** TASK OBJECTIVE **
Please return the full listing below without altering anything.

** EXTRACTED RECORDS **
========================================

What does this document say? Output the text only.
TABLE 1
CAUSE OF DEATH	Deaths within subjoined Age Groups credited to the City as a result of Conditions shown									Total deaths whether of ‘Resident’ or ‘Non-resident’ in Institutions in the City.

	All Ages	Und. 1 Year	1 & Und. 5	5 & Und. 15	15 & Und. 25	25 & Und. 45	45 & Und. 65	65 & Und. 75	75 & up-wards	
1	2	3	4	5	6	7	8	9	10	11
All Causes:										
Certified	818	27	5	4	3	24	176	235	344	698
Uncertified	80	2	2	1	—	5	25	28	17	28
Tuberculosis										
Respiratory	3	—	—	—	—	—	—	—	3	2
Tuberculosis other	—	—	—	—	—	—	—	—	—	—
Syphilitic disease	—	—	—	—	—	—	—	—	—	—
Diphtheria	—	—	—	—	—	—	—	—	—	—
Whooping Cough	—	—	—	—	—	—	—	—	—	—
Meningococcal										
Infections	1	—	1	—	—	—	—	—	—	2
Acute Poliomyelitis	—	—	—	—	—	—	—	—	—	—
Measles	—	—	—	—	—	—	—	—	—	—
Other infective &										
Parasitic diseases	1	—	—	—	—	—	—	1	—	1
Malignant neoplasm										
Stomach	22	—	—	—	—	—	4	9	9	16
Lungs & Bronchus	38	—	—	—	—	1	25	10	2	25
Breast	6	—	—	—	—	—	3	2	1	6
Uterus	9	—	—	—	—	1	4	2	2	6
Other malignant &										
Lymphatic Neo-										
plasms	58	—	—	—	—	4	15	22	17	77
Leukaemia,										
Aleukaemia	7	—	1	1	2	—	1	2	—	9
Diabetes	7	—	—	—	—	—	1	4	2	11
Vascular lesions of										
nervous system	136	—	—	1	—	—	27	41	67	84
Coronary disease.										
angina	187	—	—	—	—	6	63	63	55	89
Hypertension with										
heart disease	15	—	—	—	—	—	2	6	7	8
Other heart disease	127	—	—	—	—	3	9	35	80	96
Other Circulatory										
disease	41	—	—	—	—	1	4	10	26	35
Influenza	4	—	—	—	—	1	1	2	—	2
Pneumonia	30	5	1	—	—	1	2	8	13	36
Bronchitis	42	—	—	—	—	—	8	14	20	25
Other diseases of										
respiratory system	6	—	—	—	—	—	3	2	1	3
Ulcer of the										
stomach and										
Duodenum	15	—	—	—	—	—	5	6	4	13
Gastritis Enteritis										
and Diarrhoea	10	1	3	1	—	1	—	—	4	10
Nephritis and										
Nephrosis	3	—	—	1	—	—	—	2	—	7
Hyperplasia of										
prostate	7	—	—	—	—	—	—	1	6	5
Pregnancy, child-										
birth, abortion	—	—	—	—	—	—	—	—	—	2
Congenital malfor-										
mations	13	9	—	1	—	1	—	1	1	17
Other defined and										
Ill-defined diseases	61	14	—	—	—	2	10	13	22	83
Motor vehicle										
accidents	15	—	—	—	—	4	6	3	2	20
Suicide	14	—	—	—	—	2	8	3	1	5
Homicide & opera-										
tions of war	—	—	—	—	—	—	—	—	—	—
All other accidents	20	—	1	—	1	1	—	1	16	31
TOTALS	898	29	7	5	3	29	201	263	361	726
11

========================================

** SOLUTION FOR THIS EXERCISE **
What does this document say? Output the text only.
TABLE 1
CAUSE OF DEATH	Deaths within subjoined Age Groups credited to the City as a result of Conditions shown									Total deaths whether of ‘Resident’ or ‘Non-resident’ in Institutions in the City.

	All Ages	Und. 1 Year	1 & Und. 5	5 & Und. 15	15 & Und. 25	25 & Und. 45	45 & Und. 65	65 & Und. 75	75 & up-wards	
1	2	3	4	5	6	7	8	9	10	11
All Causes:										
Certified	818	27	5	4	3	24	176	235	344	698
Uncertified	80	2	2	1	—	5	25	28	17	28
Tuberculosis										
Respiratory	3	—	—	—	—	—	—	—	3	2
Tuberculosis other	—	—	—	—	—	—	—	—	—	—
Syphilitic disease	—	—	—	—	—	—	—	—	—	—
Diphtheria	—	—	—	—	—	—	—	—	—	—
Whooping Cough	—	—	—	—	—	—	—	—	—	—
Meningococcal										
Infections	1	—	1	—	—	—	—	—	—	2
Acute Poliomyelitis	—	—	—	—	—	—	—	—	—	—
Measles	—	—	—	—	—	—	—	—	—	—
Other infective &										
Parasitic diseases	1	—	—	—	—	—	—	1	—	1
Malignant neoplasm										
Stomach	22	—	—	—	—	—	4	9	9	16
Lungs & Bronchus	38	—	—	—	—	1	25	10	2	25
Breast	6	—	—	—	—	—	3	2	1	6
Uterus	9	—	—	—	—	1	4	2	2	6
Other malignant &										
Lymphatic Neo-										
plasms	58	—	—	—	—	4	15	22	17	77
Leukaemia,										
Aleukaemia	7	—	1	1	2	—	1	2	—	9
Diabetes	7	—	—	—	—	—	1	4	2	11
Vascular lesions of										
nervous system	136	—	—	1	—	—	27	41	67	84
Coronary disease.										
angina	187	—	—	—	—	6	63	63	55	89
Hypertension with										
heart disease	15	—	—	—	—	—	2	6	7	8
Other heart disease	127	—	—	—	—	3	9	35	80	96
Other Circulatory										
disease	41	—	—	—	—	1	4	10	26	35
Influenza	4	—	—	—	—	1	1	2	—	2
Pneumonia	30	5	1	—	—	1	2	8	13	36
Bronchitis	42	—	—	—	—	—	8	14	20	25
Other diseases of										
respiratory system	6	—	—	—	—	—	3	2	1	3
Ulcer of the										
stomach and										
Duodenum	15	—	—	—	—	—	5	6	4	13
Gastritis Enteritis										
and Diarrhoea	10	1	3	1	—	1	—	—	4	10
Nephritis and										
Nephrosis	3	—	—	1	—	—	—	2	—	7
Hyperplasia of										
prostate	7	—	—	—	—	—	—	1	6	5
Pregnancy, child-										
birth, abortion	—	—	—	—	—	—	—	—	—	2
Congenital malfor-										
mations	13	9	—	1	—	1	—	1	1	17
Other defined and										
Ill-defined diseases	61	14	—	—	—	2	10	13	22	83
Motor vehicle										
accidents	15	—	—	—	—	4	6	3	2	20
Suicide	14	—	—	—	—	2	8	3	1	5
Homicide & opera-										
tions of war	—	—	—	—	—	—	—	—	—	—
All other accidents	20	—	1	—	1	1	—	1	16	31
TOTALS	898	29	7	5	3	29	201	263	361	726
11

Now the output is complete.